## Entries
.....

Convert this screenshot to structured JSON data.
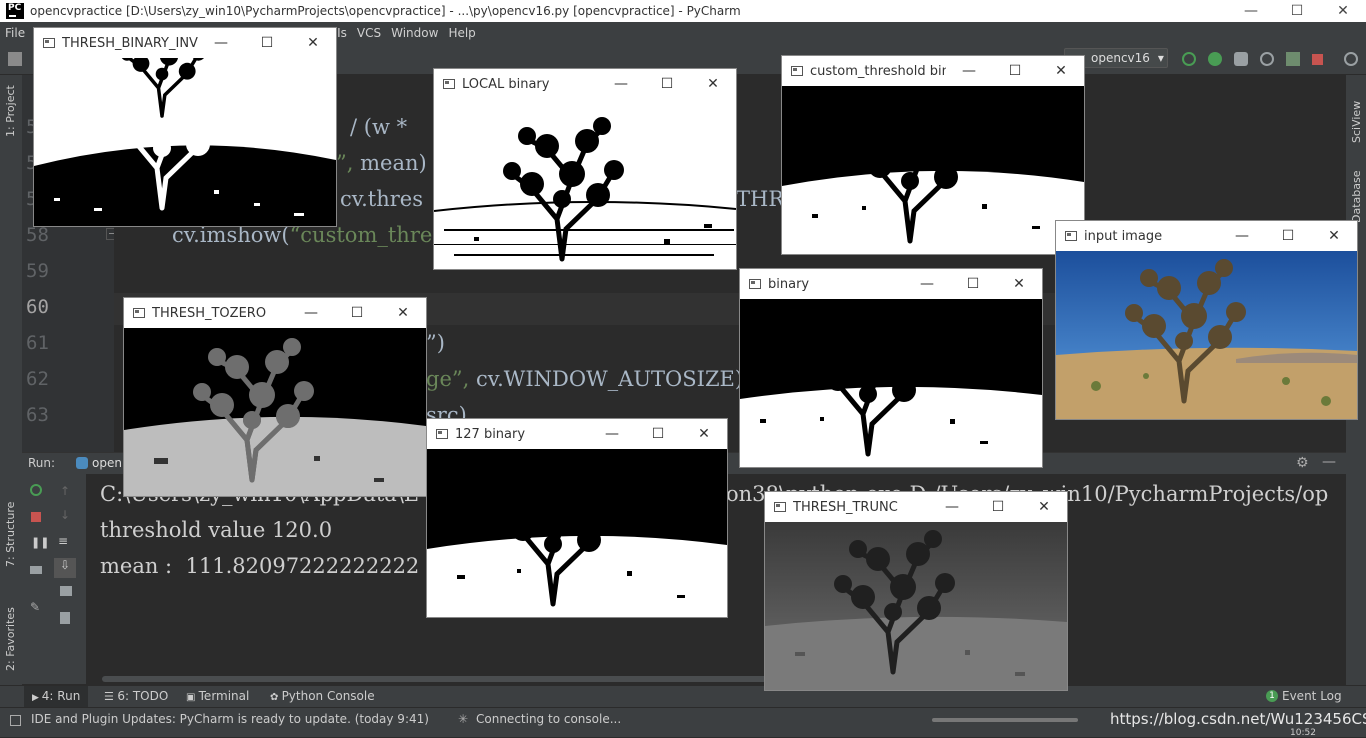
{
  "app": {
    "title": "opencvpractice [D:\\Users\\zy_win10\\PycharmProjects\\opencvpractice] - ...\\py\\opencv16.py [opencvpractice] - PyCharm",
    "logo": "PC"
  },
  "window_controls": {
    "minimize": "—",
    "maximize": "☐",
    "close": "✕"
  },
  "menu": [
    "File",
    "Is",
    "VCS",
    "Window",
    "Help"
  ],
  "toolbar": {
    "run_config": "opencv16"
  },
  "left_tools": {
    "project": "1: Project",
    "structure": "7: Structure",
    "favorites": "2: Favorites"
  },
  "right_tools": {
    "sciview": "SciView",
    "database": "Database"
  },
  "editor": {
    "line_numbers": [
      "5",
      "5",
      "5",
      "58",
      "59",
      "60",
      "61",
      "62",
      "63"
    ],
    "lines": {
      "l1": "/ (w *",
      "l2_str": "”,",
      "l2_rest": " mean)",
      "l3": "cv.thres",
      "l3_tail": "THRE",
      "l4_prefix": "cv.imshow(",
      "l4_str": "“custom_thre",
      "l6": "”)",
      "l7_str": "ge”,",
      "l7_rest": " cv.WINDOW_AUTOSIZE)",
      "l8": "src)"
    }
  },
  "run_panel": {
    "label": "Run:",
    "tab": "open",
    "console_lines": [
      "C:\\Users\\zy_win10\\AppData\\L",
      "on38\\python.exe D:/Users/zy_win10/PycharmProjects/op",
      "threshold value 120.0",
      "mean :  111.82097222222222"
    ]
  },
  "bottom_tabs": {
    "run": "4: Run",
    "todo": "6: TODO",
    "terminal": "Terminal",
    "python_console": "Python Console",
    "event_log": "Event Log",
    "event_count": "1"
  },
  "status": {
    "update": "IDE and Plugin Updates: PyCharm is ready to update. (today 9:41)",
    "console": "Connecting to console...",
    "watermark": "https://blog.csdn.net/Wu123456CS",
    "clock": "10:52"
  },
  "windows": {
    "thresh_binary_inv": "THRESH_BINARY_INV",
    "local_binary": "LOCAL binary",
    "custom_threshold": "custom_threshold bin...",
    "input_image": "input image",
    "binary": "binary",
    "thresh_tozero": "THRESH_TOZERO",
    "binary_127": "127 binary",
    "thresh_trunc": "THRESH_TRUNC"
  },
  "colors": {
    "ide_bg": "#2b2b2b",
    "panel": "#3c3f41",
    "run_green": "#499c54",
    "stop_red": "#c75450",
    "sky_blue": "#2a6fb8",
    "sand": "#c2a06a"
  }
}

.....

## What you should do
Each line of the data should be quoted exactly, with pictures left out.

## Written response
Convert this screenshot to structured JSON data.
{
  "app": {
    "title": "opencvpractice [D:\\Users\\zy_win10\\PycharmProjects\\opencvpractice] - ...\\py\\opencv16.py [opencvpractice] - PyCharm",
    "logo": "PC"
  },
  "window_controls": {
    "minimize": "—",
    "maximize": "☐",
    "close": "✕"
  },
  "menu": [
    "File",
    "Is",
    "VCS",
    "Window",
    "Help"
  ],
  "toolbar": {
    "run_config": "opencv16"
  },
  "left_tools": {
    "project": "1: Project",
    "structure": "7: Structure",
    "favorites": "2: Favorites"
  },
  "right_tools": {
    "sciview": "SciView",
    "database": "Database"
  },
  "editor": {
    "line_numbers": [
      "5",
      "5",
      "5",
      "58",
      "59",
      "60",
      "61",
      "62",
      "63"
    ],
    "lines": {
      "l1": "/ (w *",
      "l2_str": "”,",
      "l2_rest": " mean)",
      "l3": "cv.thres",
      "l3_tail": "THRE",
      "l4_prefix": "cv.imshow(",
      "l4_str": "“custom_thre",
      "l6": "”)",
      "l7_str": "ge”,",
      "l7_rest": " cv.WINDOW_AUTOSIZE)",
      "l8": "src)"
    }
  },
  "run_panel": {
    "label": "Run:",
    "tab": "open",
    "console_lines": [
      "C:\\Users\\zy_win10\\AppData\\L",
      "on38\\python.exe D:/Users/zy_win10/PycharmProjects/op",
      "threshold value 120.0",
      "mean :  111.82097222222222"
    ]
  },
  "bottom_tabs": {
    "run": "4: Run",
    "todo": "6: TODO",
    "terminal": "Terminal",
    "python_console": "Python Console",
    "event_log": "Event Log",
    "event_count": "1"
  },
  "status": {
    "update": "IDE and Plugin Updates: PyCharm is ready to update. (today 9:41)",
    "console": "Connecting to console...",
    "watermark": "https://blog.csdn.net/Wu123456CS",
    "clock": "10:52"
  },
  "windows": {
    "thresh_binary_inv": "THRESH_BINARY_INV",
    "local_binary": "LOCAL binary",
    "custom_threshold": "custom_threshold bin...",
    "input_image": "input image",
    "binary": "binary",
    "thresh_tozero": "THRESH_TOZERO",
    "binary_127": "127 binary",
    "thresh_trunc": "THRESH_TRUNC"
  },
  "colors": {
    "ide_bg": "#2b2b2b",
    "panel": "#3c3f41",
    "run_green": "#499c54",
    "stop_red": "#c75450",
    "sky_blue": "#2a6fb8",
    "sand": "#c2a06a"
  }
}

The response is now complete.